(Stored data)
= = =

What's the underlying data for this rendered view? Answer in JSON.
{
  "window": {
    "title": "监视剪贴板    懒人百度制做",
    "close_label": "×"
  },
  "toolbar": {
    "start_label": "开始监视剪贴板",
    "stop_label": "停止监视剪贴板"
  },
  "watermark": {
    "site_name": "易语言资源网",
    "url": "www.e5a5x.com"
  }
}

= = =

Repeat all entries. Match them exactly.

*SOLUTION TO THIS EXERCISE*:
What's the underlying data for this rendered view? Answer in JSON.
{
  "window": {
    "title": "监视剪贴板    懒人百度制做",
    "close_label": "×"
  },
  "toolbar": {
    "start_label": "开始监视剪贴板",
    "stop_label": "停止监视剪贴板"
  },
  "watermark": {
    "site_name": "易语言资源网",
    "url": "www.e5a5x.com"
  }
}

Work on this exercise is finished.